▸ **YOUR GOAL**:
Tally the lines below that contain the word "Receiving", and give only that number.

[Begin LISTED ENTRIES]

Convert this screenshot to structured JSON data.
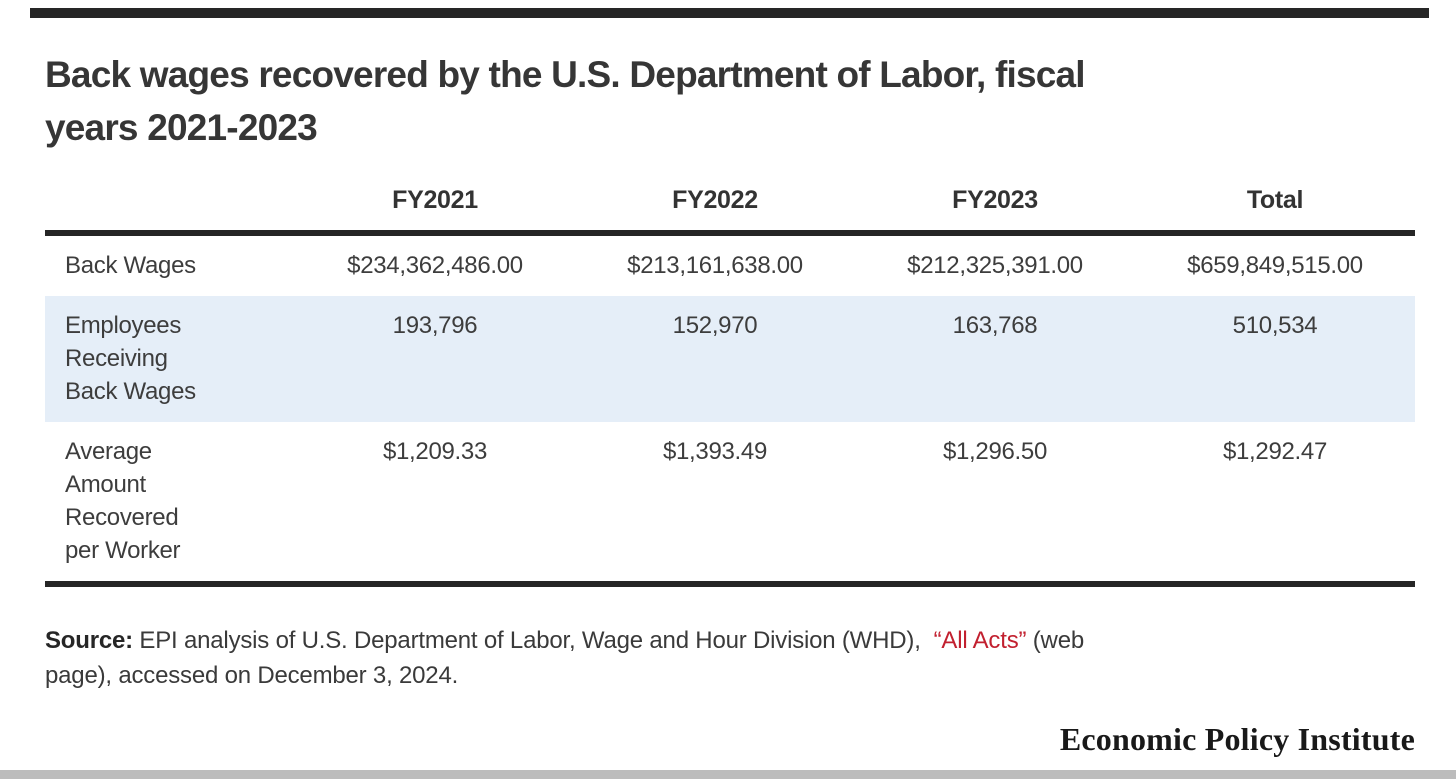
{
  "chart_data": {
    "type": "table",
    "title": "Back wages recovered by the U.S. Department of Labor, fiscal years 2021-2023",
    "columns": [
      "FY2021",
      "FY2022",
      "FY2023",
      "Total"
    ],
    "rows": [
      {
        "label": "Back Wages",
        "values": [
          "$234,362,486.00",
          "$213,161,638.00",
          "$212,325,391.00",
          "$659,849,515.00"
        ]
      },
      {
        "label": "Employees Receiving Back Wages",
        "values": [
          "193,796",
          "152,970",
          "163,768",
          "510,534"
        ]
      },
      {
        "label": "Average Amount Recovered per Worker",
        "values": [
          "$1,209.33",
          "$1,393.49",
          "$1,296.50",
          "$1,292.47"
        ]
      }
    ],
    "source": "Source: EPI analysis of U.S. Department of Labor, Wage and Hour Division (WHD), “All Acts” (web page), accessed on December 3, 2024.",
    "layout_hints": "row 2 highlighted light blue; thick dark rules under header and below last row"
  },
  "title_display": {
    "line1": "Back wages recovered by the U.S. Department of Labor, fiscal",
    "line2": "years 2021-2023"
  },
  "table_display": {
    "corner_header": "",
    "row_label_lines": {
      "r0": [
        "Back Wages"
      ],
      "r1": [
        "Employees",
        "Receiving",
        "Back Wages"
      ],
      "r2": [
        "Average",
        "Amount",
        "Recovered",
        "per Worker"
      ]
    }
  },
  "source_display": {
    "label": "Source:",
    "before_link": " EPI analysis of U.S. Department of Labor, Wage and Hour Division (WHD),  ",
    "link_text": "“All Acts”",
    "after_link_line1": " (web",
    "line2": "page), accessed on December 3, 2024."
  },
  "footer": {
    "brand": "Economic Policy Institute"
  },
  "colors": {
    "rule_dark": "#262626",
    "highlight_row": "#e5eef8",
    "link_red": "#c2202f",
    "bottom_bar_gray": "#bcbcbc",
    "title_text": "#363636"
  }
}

[End LISTED ENTRIES]
[Begin LISTED ENTRIES]

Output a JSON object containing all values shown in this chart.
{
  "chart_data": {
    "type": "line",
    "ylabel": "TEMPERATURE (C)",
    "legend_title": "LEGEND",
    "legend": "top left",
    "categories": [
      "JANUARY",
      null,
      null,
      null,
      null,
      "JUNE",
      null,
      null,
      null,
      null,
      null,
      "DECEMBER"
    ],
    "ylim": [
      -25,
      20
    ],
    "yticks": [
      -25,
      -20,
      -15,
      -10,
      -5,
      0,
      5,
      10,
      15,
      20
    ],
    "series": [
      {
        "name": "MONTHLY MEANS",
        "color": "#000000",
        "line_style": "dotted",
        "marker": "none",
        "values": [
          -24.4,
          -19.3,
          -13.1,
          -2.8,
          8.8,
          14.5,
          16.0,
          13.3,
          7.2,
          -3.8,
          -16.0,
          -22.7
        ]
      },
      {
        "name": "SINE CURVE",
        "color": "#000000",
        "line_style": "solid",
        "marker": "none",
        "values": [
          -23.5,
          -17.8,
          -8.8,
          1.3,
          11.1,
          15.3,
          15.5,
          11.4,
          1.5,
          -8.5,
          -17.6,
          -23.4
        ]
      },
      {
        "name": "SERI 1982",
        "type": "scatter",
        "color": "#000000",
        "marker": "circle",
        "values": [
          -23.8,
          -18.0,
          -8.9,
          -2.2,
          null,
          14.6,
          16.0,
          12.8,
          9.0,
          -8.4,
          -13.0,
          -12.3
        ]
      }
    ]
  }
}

[End LISTED ENTRIES]
[Begin LISTED ENTRIES]

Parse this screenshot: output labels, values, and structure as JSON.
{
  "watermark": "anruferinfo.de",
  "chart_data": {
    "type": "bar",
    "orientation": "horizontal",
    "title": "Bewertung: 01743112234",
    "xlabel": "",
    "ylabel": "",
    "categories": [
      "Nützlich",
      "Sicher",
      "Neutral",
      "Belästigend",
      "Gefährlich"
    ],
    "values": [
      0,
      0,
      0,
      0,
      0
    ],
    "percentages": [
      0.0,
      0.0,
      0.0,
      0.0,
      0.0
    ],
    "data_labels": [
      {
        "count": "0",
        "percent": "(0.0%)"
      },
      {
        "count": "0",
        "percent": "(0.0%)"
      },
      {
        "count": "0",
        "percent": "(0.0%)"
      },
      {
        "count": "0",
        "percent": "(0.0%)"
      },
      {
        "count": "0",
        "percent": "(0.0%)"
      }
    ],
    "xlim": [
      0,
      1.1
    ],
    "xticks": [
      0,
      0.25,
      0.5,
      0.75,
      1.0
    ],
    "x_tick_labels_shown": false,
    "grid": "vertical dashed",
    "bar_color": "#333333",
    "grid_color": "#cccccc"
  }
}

[End LISTED ENTRIES]

▸ **TASK RESULT**:
2